─── Data rows

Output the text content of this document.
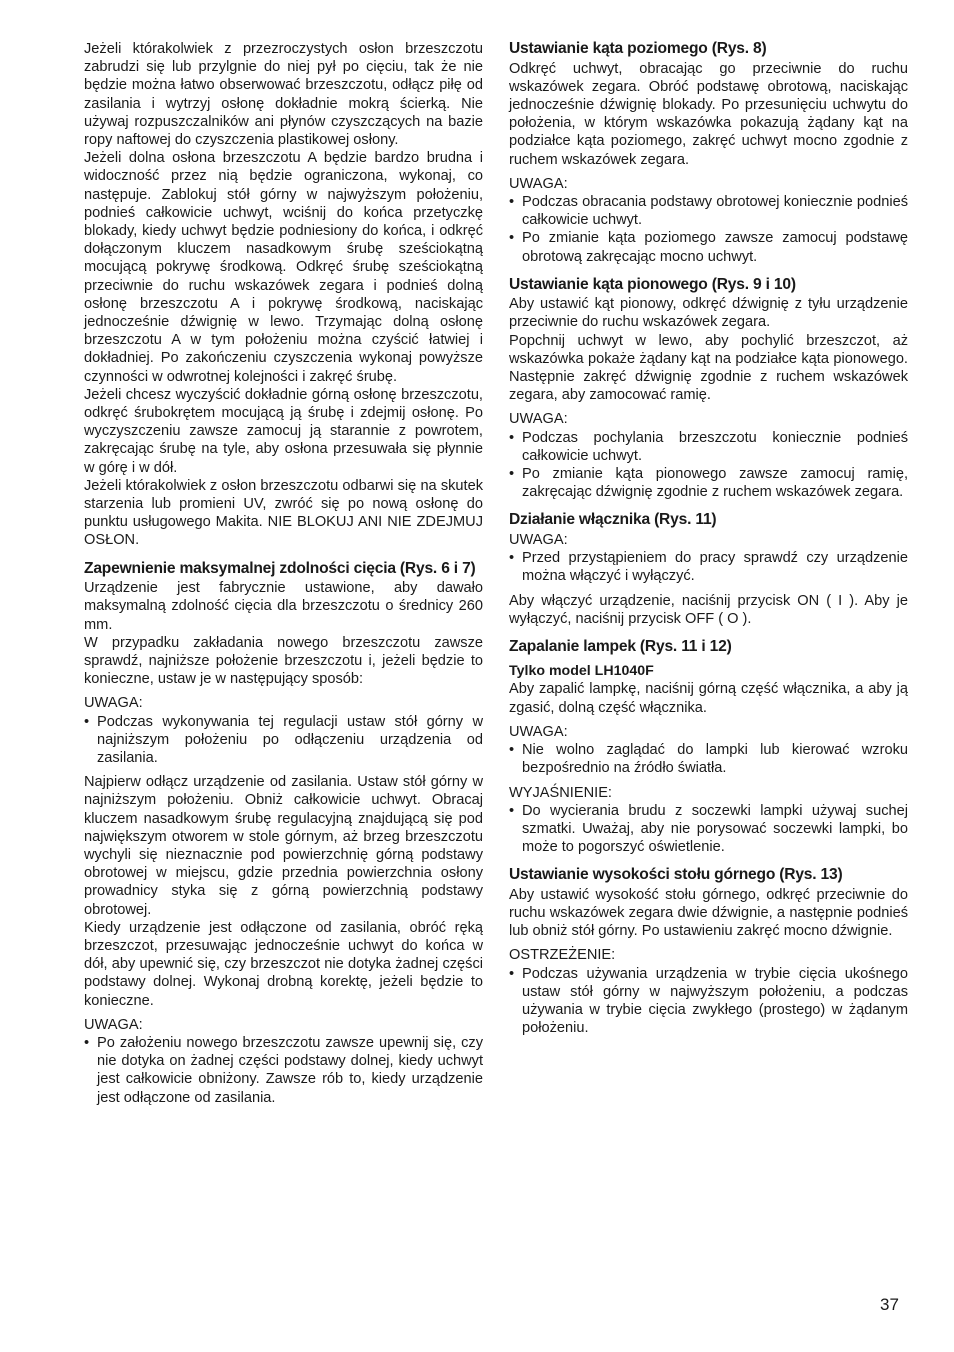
Jeżeli którakolwiek z przezroczystych osłon brzeszczotu zabrudzi się lub przylgnie do niej pył po cięciu, tak że nie będzie można łatwo obserwować brzeszczotu, odłącz piłę od zasilania i wytrzyj osłonę dokładnie mokrą ścierką. Nie używaj rozpuszczalników ani płynów czyszczących na bazie ropy naftowej do czyszczenia plastikowej osłony.

Jeżeli dolna osłona brzeszczotu A będzie bardzo brudna i widoczność przez nią będzie ograniczona, wykonaj, co następuje. Zablokuj stół górny w najwyższym położeniu, podnieś całkowicie uchwyt, wciśnij do końca przetyczkę blokady, kiedy uchwyt będzie podniesiony do końca, i odkręć dołączonym kluczem nasadkowym śrubę sześciokątną mocującą pokrywę środkową. Odkręć śrubę sześciokątną przeciwnie do ruchu wskazówek zegara i podnieś dolną osłonę brzeszczotu A i pokrywę środkową, naciskając jednocześnie dźwignię w lewo. Trzymając dolną osłonę brzeszczotu A w tym położeniu można czyścić łatwiej i dokładniej. Po zakończeniu czyszczenia wykonaj powyższe czynności w odwrotnej kolejności i zakręć śrubę.

Jeżeli chcesz wyczyścić dokładnie górną osłonę brzeszczotu, odkręć śrubokrętem mocującą ją śrubę i zdejmij osłonę. Po wyczyszczeniu zawsze zamocuj ją starannie z powrotem, zakręcając śrubę na tyle, aby osłona przesuwała się płynnie w górę i w dół.

Jeżeli którakolwiek z osłon brzeszczotu odbarwi się na skutek starzenia lub promieni UV, zwróć się po nową osłonę do punktu usługowego Makita. NIE BLOKUJ ANI NIE ZDEJMUJ OSŁON.

Zapewnienie maksymalnej zdolności cięcia (Rys. 6 i 7)

Urządzenie jest fabrycznie ustawione, aby dawało maksymalną zdolność cięcia dla brzeszczotu o średnicy 260 mm.

W przypadku zakładania nowego brzeszczotu zawsze sprawdź, najniższe położenie brzeszczotu i, jeżeli będzie to konieczne, ustaw je w następujący sposób:

UWAGA:

• Podczas wykonywania tej regulacji ustaw stół górny w najniższym położeniu po odłączeniu urządzenia od zasilania.

Najpierw odłącz urządzenie od zasilania. Ustaw stół górny w najniższym położeniu. Obniż całkowicie uchwyt. Obracaj kluczem nasadkowym śrubę regulacyjną znajdującą się pod największym otworem w stole górnym, aż brzeg brzeszczotu wychyli się nieznacznie pod powierzchnię górną podstawy obrotowej w miejscu, gdzie przednia powierzchnia osłony prowadnicy styka się z górną powierzchnią podstawy obrotowej.

Kiedy urządzenie jest odłączone od zasilania, obróć ręką brzeszczot, przesuwając jednocześnie uchwyt do końca w dół, aby upewnić się, czy brzeszczot nie dotyka żadnej części podstawy dolnej. Wykonaj drobną korektę, jeżeli będzie to konieczne.

UWAGA:

• Po założeniu nowego brzeszczotu zawsze upewnij się, czy nie dotyka on żadnej części podstawy dolnej, kiedy uchwyt jest całkowicie obniżony. Zawsze rób to, kiedy urządzenie jest odłączone od zasilania.
Ustawianie kąta poziomego (Rys. 8)

Odkręć uchwyt, obracając go przeciwnie do ruchu wskazówek zegara. Obróć podstawę obrotową, naciskając jednocześnie dźwignię blokady. Po przesunięciu uchwytu do położenia, w którym wskazówka pokazują żądany kąt na podziałce kąta poziomego, zakręć uchwyt mocno zgodnie z ruchem wskazówek zegara.

UWAGA:

• Podczas obracania podstawy obrotowej koniecznie podnieś całkowicie uchwyt.
• Po zmianie kąta poziomego zawsze zamocuj podstawę obrotową zakręcając mocno uchwyt.
Ustawianie kąta pionowego (Rys. 9 i 10)

Aby ustawić kąt pionowy, odkręć dźwignię z tyłu urządzenie przeciwnie do ruchu wskazówek zegara.

Popchnij uchwyt w lewo, aby pochylić brzeszczot, aż wskazówka pokaże żądany kąt na podziałce kąta pionowego. Następnie zakręć dźwignię zgodnie z ruchem wskazówek zegara, aby zamocować ramię.

UWAGA:

• Podczas pochylania brzeszczotu koniecznie podnieś całkowicie uchwyt.
• Po zmianie kąta pionowego zawsze zamocuj ramię, zakręcając dźwignię zgodnie z ruchem wskazówek zegara.
Działanie włącznika (Rys. 11)

UWAGA:

• Przed przystąpieniem do pracy sprawdź czy urządzenie można włączyć i wyłączyć.

Aby włączyć urządzenie, naciśnij przycisk ON ( I ). Aby je wyłączyć, naciśnij przycisk OFF ( O ).

Zapalanie lampek (Rys. 11 i 12)
Tylko model LH1040F

Aby zapalić lampkę, naciśnij górną część włącznika, a aby ją zgasić, dolną część włącznika.

UWAGA:

• Nie wolno zaglądać do lampki lub kierować wzroku bezpośrednio na źródło światła.

WYJAŚNIENIE:

• Do wycierania brudu z soczewki lampki używaj suchej szmatki. Uważaj, aby nie porysować soczewki lampki, bo może to pogorszyć oświetlenie.
Ustawianie wysokości stołu górnego (Rys. 13)

Aby ustawić wysokość stołu górnego, odkręć przeciwnie do ruchu wskazówek zegara dwie dźwignie, a następnie podnieś lub obniż stół górny. Po ustawieniu zakręć mocno dźwignie.

OSTRZEŻENIE:

• Podczas używania urządzenia w trybie cięcia ukośnego ustaw stół górny w najwyższym położeniu, a podczas używania w trybie cięcia zwykłego (prostego) w żądanym położeniu.
37
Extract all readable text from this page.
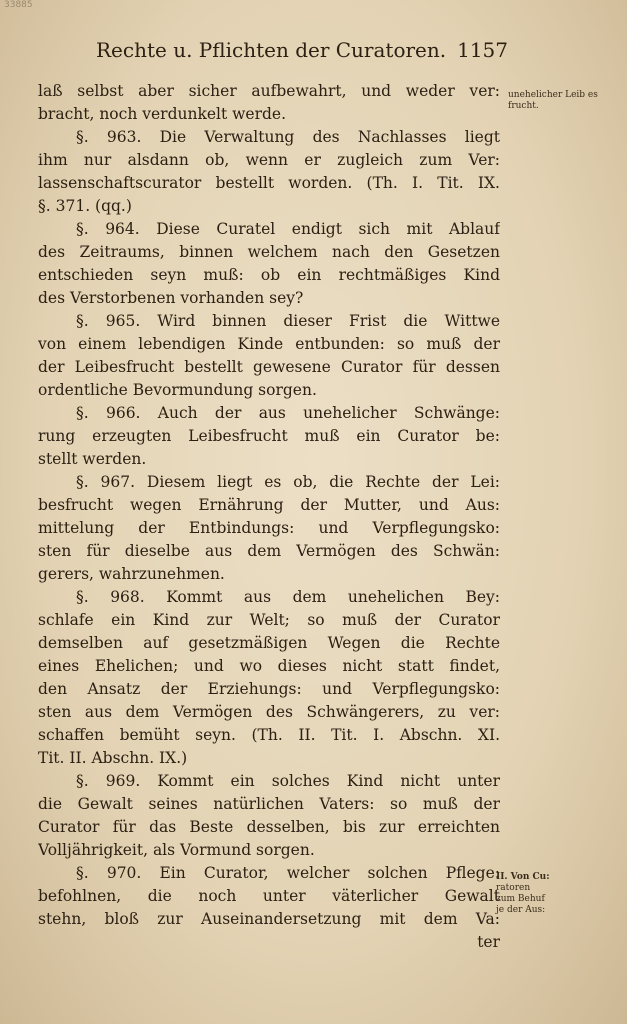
33885
Rechte u. Pflichten der Curatoren. 1157
laß selbst aber sicher aufbewahrt, und weder ver:
bracht, noch verdunkelt werde.
§. 963. Die Verwaltung des Nachlasses liegt
ihm nur alsdann ob, wenn er zugleich zum Ver:
lassenschaftscurator bestellt worden. (Th. I. Tit. IX.
§. 371. (qq.)
§. 964. Diese Curatel endigt sich mit Ablauf
des Zeitraums, binnen welchem nach den Gesetzen
entschieden seyn muß: ob ein rechtmäßiges Kind
des Verstorbenen vorhanden sey?
§. 965. Wird binnen dieser Frist die Wittwe
von einem lebendigen Kinde entbunden: so muß der
der Leibesfrucht bestellt gewesene Curator für dessen
ordentliche Bevormundung sorgen.
§. 966. Auch der aus unehelicher Schwänge:
rung erzeugten Leibesfrucht muß ein Curator be:
stellt werden.
§. 967. Diesem liegt es ob, die Rechte der Lei:
besfrucht wegen Ernährung der Mutter, und Aus:
mittelung der Entbindungs: und Verpflegungsko:
sten für dieselbe aus dem Vermögen des Schwän:
gerers, wahrzunehmen.
§. 968. Kommt aus dem unehelichen Bey:
schlafe ein Kind zur Welt; so muß der Curator
demselben auf gesetzmäßigen Wegen die Rechte
eines Ehelichen; und wo dieses nicht statt findet,
den Ansatz der Erziehungs: und Verpflegungsko:
sten aus dem Vermögen des Schwängerers, zu ver:
schaffen bemüht seyn. (Th. II. Tit. I. Abschn. XI.
Tit. II. Abschn. IX.)
§. 969. Kommt ein solches Kind nicht unter
die Gewalt seines natürlichen Vaters: so muß der
Curator für das Beste desselben, bis zur erreichten
Volljährigkeit, als Vormund sorgen.
§. 970. Ein Curator, welcher solchen Pflege:
befohlnen, die noch unter väterlicher Gewalt
stehn, bloß zur Auseinandersetzung mit dem Va:
ter
unehelicher Leib es
frucht.
II. Von Cu:
ratoren
zum Behuf
je der Aus:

──────

Your task: Repeat the records in full, exactly as they appear, without the pictures.

The output:
Output the text content of this document.
Jeżeli którakolwiek z przezroczystych osłon brzeszczotu zabrudzi się lub przylgnie do niej pył po cięciu, tak że nie będzie można łatwo obserwować brzeszczotu, odłącz piłę od zasilania i wytrzyj osłonę dokładnie mokrą ścierką. Nie używaj rozpuszczalników ani płynów czyszczących na bazie ropy naftowej do czyszczenia plastikowej osłony.

Jeżeli dolna osłona brzeszczotu A będzie bardzo brudna i widoczność przez nią będzie ograniczona, wykonaj, co następuje. Zablokuj stół górny w najwyższym położeniu, podnieś całkowicie uchwyt, wciśnij do końca przetyczkę blokady, kiedy uchwyt będzie podniesiony do końca, i odkręć dołączonym kluczem nasadkowym śrubę sześciokątną mocującą pokrywę środkową. Odkręć śrubę sześciokątną przeciwnie do ruchu wskazówek zegara i podnieś dolną osłonę brzeszczotu A i pokrywę środkową, naciskając jednocześnie dźwignię w lewo. Trzymając dolną osłonę brzeszczotu A w tym położeniu można czyścić łatwiej i dokładniej. Po zakończeniu czyszczenia wykonaj powyższe czynności w odwrotnej kolejności i zakręć śrubę.

Jeżeli chcesz wyczyścić dokładnie górną osłonę brzeszczotu, odkręć śrubokrętem mocującą ją śrubę i zdejmij osłonę. Po wyczyszczeniu zawsze zamocuj ją starannie z powrotem, zakręcając śrubę na tyle, aby osłona przesuwała się płynnie w górę i w dół.

Jeżeli którakolwiek z osłon brzeszczotu odbarwi się na skutek starzenia lub promieni UV, zwróć się po nową osłonę do punktu usługowego Makita. NIE BLOKUJ ANI NIE ZDEJMUJ OSŁON.

Zapewnienie maksymalnej zdolności cięcia (Rys. 6 i 7)

Urządzenie jest fabrycznie ustawione, aby dawało maksymalną zdolność cięcia dla brzeszczotu o średnicy 260 mm.

W przypadku zakładania nowego brzeszczotu zawsze sprawdź, najniższe położenie brzeszczotu i, jeżeli będzie to konieczne, ustaw je w następujący sposób:

UWAGA:

• Podczas wykonywania tej regulacji ustaw stół górny w najniższym położeniu po odłączeniu urządzenia od zasilania.

Najpierw odłącz urządzenie od zasilania. Ustaw stół górny w najniższym położeniu. Obniż całkowicie uchwyt. Obracaj kluczem nasadkowym śrubę regulacyjną znajdującą się pod największym otworem w stole górnym, aż brzeg brzeszczotu wychyli się nieznacznie pod powierzchnię górną podstawy obrotowej w miejscu, gdzie przednia powierzchnia osłony prowadnicy styka się z górną powierzchnią podstawy obrotowej.

Kiedy urządzenie jest odłączone od zasilania, obróć ręką brzeszczot, przesuwając jednocześnie uchwyt do końca w dół, aby upewnić się, czy brzeszczot nie dotyka żadnej części podstawy dolnej. Wykonaj drobną korektę, jeżeli będzie to konieczne.

UWAGA:

• Po założeniu nowego brzeszczotu zawsze upewnij się, czy nie dotyka on żadnej części podstawy dolnej, kiedy uchwyt jest całkowicie obniżony. Zawsze rób to, kiedy urządzenie jest odłączone od zasilania.
Ustawianie kąta poziomego (Rys. 8)

Odkręć uchwyt, obracając go przeciwnie do ruchu wskazówek zegara. Obróć podstawę obrotową, naciskając jednocześnie dźwignię blokady. Po przesunięciu uchwytu do położenia, w którym wskazówka pokazują żądany kąt na podziałce kąta poziomego, zakręć uchwyt mocno zgodnie z ruchem wskazówek zegara.

UWAGA:

• Podczas obracania podstawy obrotowej koniecznie podnieś całkowicie uchwyt.
• Po zmianie kąta poziomego zawsze zamocuj podstawę obrotową zakręcając mocno uchwyt.
Ustawianie kąta pionowego (Rys. 9 i 10)

Aby ustawić kąt pionowy, odkręć dźwignię z tyłu urządzenie przeciwnie do ruchu wskazówek zegara.

Popchnij uchwyt w lewo, aby pochylić brzeszczot, aż wskazówka pokaże żądany kąt na podziałce kąta pionowego. Następnie zakręć dźwignię zgodnie z ruchem wskazówek zegara, aby zamocować ramię.

UWAGA:

• Podczas pochylania brzeszczotu koniecznie podnieś całkowicie uchwyt.
• Po zmianie kąta pionowego zawsze zamocuj ramię, zakręcając dźwignię zgodnie z ruchem wskazówek zegara.
Działanie włącznika (Rys. 11)

UWAGA:

• Przed przystąpieniem do pracy sprawdź czy urządzenie można włączyć i wyłączyć.

Aby włączyć urządzenie, naciśnij przycisk ON ( I ). Aby je wyłączyć, naciśnij przycisk OFF ( O ).

Zapalanie lampek (Rys. 11 i 12)
Tylko model LH1040F

Aby zapalić lampkę, naciśnij górną część włącznika, a aby ją zgasić, dolną część włącznika.

UWAGA:

• Nie wolno zaglądać do lampki lub kierować wzroku bezpośrednio na źródło światła.

WYJAŚNIENIE:

• Do wycierania brudu z soczewki lampki używaj suchej szmatki. Uważaj, aby nie porysować soczewki lampki, bo może to pogorszyć oświetlenie.
Ustawianie wysokości stołu górnego (Rys. 13)

Aby ustawić wysokość stołu górnego, odkręć przeciwnie do ruchu wskazówek zegara dwie dźwignie, a następnie podnieś lub obniż stół górny. Po ustawieniu zakręć mocno dźwignie.

OSTRZEŻENIE:

• Podczas używania urządzenia w trybie cięcia ukośnego ustaw stół górny w najwyższym położeniu, a podczas używania w trybie cięcia zwykłego (prostego) w żądanym położeniu.
37
Extract all readable text from this page.
33885
Rechte u. Pflichten der Curatoren. 1157
laß selbst aber sicher aufbewahrt, und weder ver:
bracht, noch verdunkelt werde.
§. 963. Die Verwaltung des Nachlasses liegt
ihm nur alsdann ob, wenn er zugleich zum Ver:
lassenschaftscurator bestellt worden. (Th. I. Tit. IX.
§. 371. (qq.)
§. 964. Diese Curatel endigt sich mit Ablauf
des Zeitraums, binnen welchem nach den Gesetzen
entschieden seyn muß: ob ein rechtmäßiges Kind
des Verstorbenen vorhanden sey?
§. 965. Wird binnen dieser Frist die Wittwe
von einem lebendigen Kinde entbunden: so muß der
der Leibesfrucht bestellt gewesene Curator für dessen
ordentliche Bevormundung sorgen.
§. 966. Auch der aus unehelicher Schwänge:
rung erzeugten Leibesfrucht muß ein Curator be:
stellt werden.
§. 967. Diesem liegt es ob, die Rechte der Lei:
besfrucht wegen Ernährung der Mutter, und Aus:
mittelung der Entbindungs: und Verpflegungsko:
sten für dieselbe aus dem Vermögen des Schwän:
gerers, wahrzunehmen.
§. 968. Kommt aus dem unehelichen Bey:
schlafe ein Kind zur Welt; so muß der Curator
demselben auf gesetzmäßigen Wegen die Rechte
eines Ehelichen; und wo dieses nicht statt findet,
den Ansatz der Erziehungs: und Verpflegungsko:
sten aus dem Vermögen des Schwängerers, zu ver:
schaffen bemüht seyn. (Th. II. Tit. I. Abschn. XI.
Tit. II. Abschn. IX.)
§. 969. Kommt ein solches Kind nicht unter
die Gewalt seines natürlichen Vaters: so muß der
Curator für das Beste desselben, bis zur erreichten
Volljährigkeit, als Vormund sorgen.
§. 970. Ein Curator, welcher solchen Pflege:
befohlnen, die noch unter väterlicher Gewalt
stehn, bloß zur Auseinandersetzung mit dem Va:
ter
unehelicher Leib es
frucht.
II. Von Cu:
ratoren
zum Behuf
je der Aus:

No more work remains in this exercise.